> _WHAT THIS TASK INVOLVES_
Repeat the listing that follows, character for character, minus the pictures.

> _EXTRACTED RECORDS_
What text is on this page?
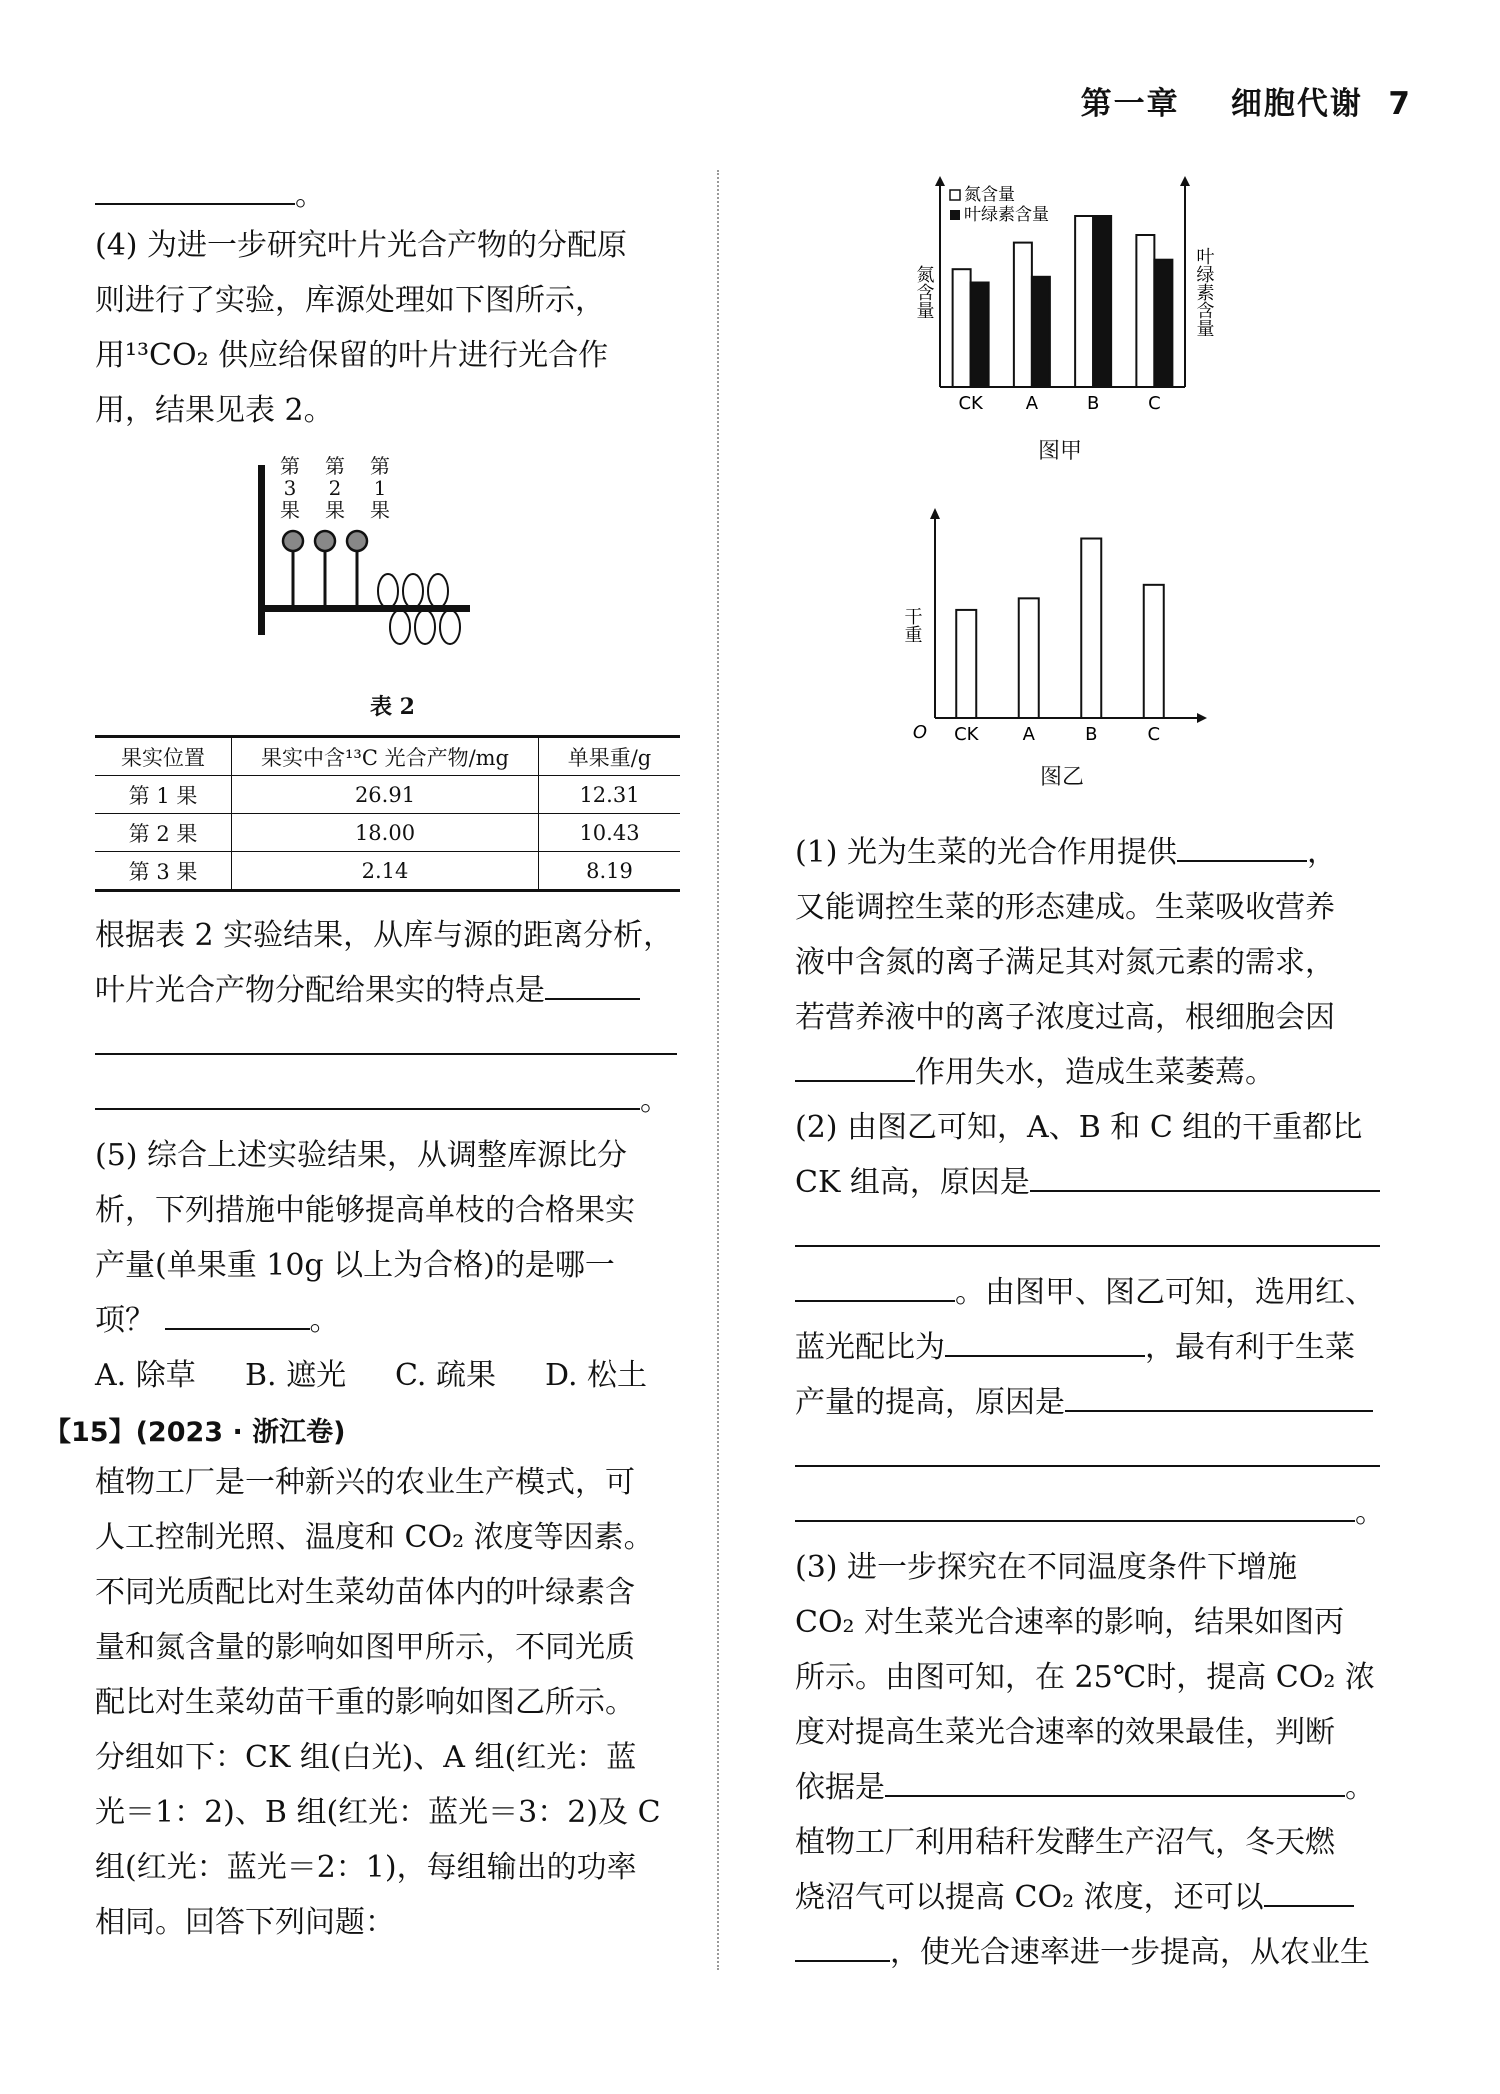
第一章 细胞代谢 7
。
(4) 为进一步研究叶片光合产物的分配原
则进行了实验，库源处理如下图所示，
用¹³CO₂ 供应给保留的叶片进行光合作
用，结果见表 2。
第
3
果
第
2
果
第
1
果
表 2
果实位置	果实中含¹³C 光合产物/mg	单果重/g
第 1 果	26.91	12.31
第 2 果	18.00	10.43
第 3 果	2.14	8.19
根据表 2 实验结果，从库与源的距离分析，
叶片光合产物分配给果实的特点是
。
(5) 综合上述实验结果，从调整库源比分
析，下列措施中能够提高单枝的合格果实
产量(单果重 10g 以上为合格)的是哪一
项？	。
A. 除草 B. 遮光 C. 疏果 D. 松土
【15】(2023 · 浙江卷)
植物工厂是一种新兴的农业生产模式，可
人工控制光照、温度和 CO₂ 浓度等因素。
不同光质配比对生菜幼苗体内的叶绿素含
量和氮含量的影响如图甲所示，不同光质
配比对生菜幼苗干重的影响如图乙所示。
分组如下：CK 组(白光)、A 组(红光：蓝
光＝1：2)、B 组(红光：蓝光＝3：2)及 C
组(红光：蓝光＝2：1)，每组输出的功率
相同。回答下列问题：
CK A	B	C
氮含量
叶绿素含量
氮含量	叶绿素含量
图甲
O
干重
CK A	B	C
图乙
(1) 光为生菜的光合作用提供	，
又能调控生菜的形态建成。生菜吸收营养
液中含氮的离子满足其对氮元素的需求，
若营养液中的离子浓度过高，根细胞会因
作用失水，造成生菜萎蔫。
(2) 由图乙可知，A、B 和 C 组的干重都比
CK 组高，原因是
。由图甲、图乙可知，选用红、
蓝光配比为	，最有利于生菜
产量的提高，原因是
。
(3) 进一步探究在不同温度条件下增施
CO₂ 对生菜光合速率的影响，结果如图丙
所示。由图可知，在 25℃时，提高 CO₂ 浓
度对提高生菜光合速率的效果最佳，判断
依据是	。
植物工厂利用秸秆发酵生产沼气，冬天燃
烧沼气可以提高 CO₂ 浓度，还可以
，使光合速率进一步提高，从农业生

> _RESPONSE FOR THIS EXERCISE_
What text is on this page?
第一章 细胞代谢 7
。
(4) 为进一步研究叶片光合产物的分配原
则进行了实验，库源处理如下图所示，
用¹³CO₂ 供应给保留的叶片进行光合作
用，结果见表 2。
第
3
果
第
2
果
第
1
果
表 2
果实位置	果实中含¹³C 光合产物/mg	单果重/g
第 1 果	26.91	12.31
第 2 果	18.00	10.43
第 3 果	2.14	8.19
根据表 2 实验结果，从库与源的距离分析，
叶片光合产物分配给果实的特点是
。
(5) 综合上述实验结果，从调整库源比分
析，下列措施中能够提高单枝的合格果实
产量(单果重 10g 以上为合格)的是哪一
项？	。
A. 除草 B. 遮光 C. 疏果 D. 松土
【15】(2023 · 浙江卷)
植物工厂是一种新兴的农业生产模式，可
人工控制光照、温度和 CO₂ 浓度等因素。
不同光质配比对生菜幼苗体内的叶绿素含
量和氮含量的影响如图甲所示，不同光质
配比对生菜幼苗干重的影响如图乙所示。
分组如下：CK 组(白光)、A 组(红光：蓝
光＝1：2)、B 组(红光：蓝光＝3：2)及 C
组(红光：蓝光＝2：1)，每组输出的功率
相同。回答下列问题：
CK A	B	C
氮含量
叶绿素含量
氮含量	叶绿素含量
图甲
O
干重
CK A	B	C
图乙
(1) 光为生菜的光合作用提供	，
又能调控生菜的形态建成。生菜吸收营养
液中含氮的离子满足其对氮元素的需求，
若营养液中的离子浓度过高，根细胞会因
作用失水，造成生菜萎蔫。
(2) 由图乙可知，A、B 和 C 组的干重都比
CK 组高，原因是
。由图甲、图乙可知，选用红、
蓝光配比为	，最有利于生菜
产量的提高，原因是
。
(3) 进一步探究在不同温度条件下增施
CO₂ 对生菜光合速率的影响，结果如图丙
所示。由图可知，在 25℃时，提高 CO₂ 浓
度对提高生菜光合速率的效果最佳，判断
依据是	。
植物工厂利用秸秆发酵生产沼气，冬天燃
烧沼气可以提高 CO₂ 浓度，还可以
，使光合速率进一步提高，从农业生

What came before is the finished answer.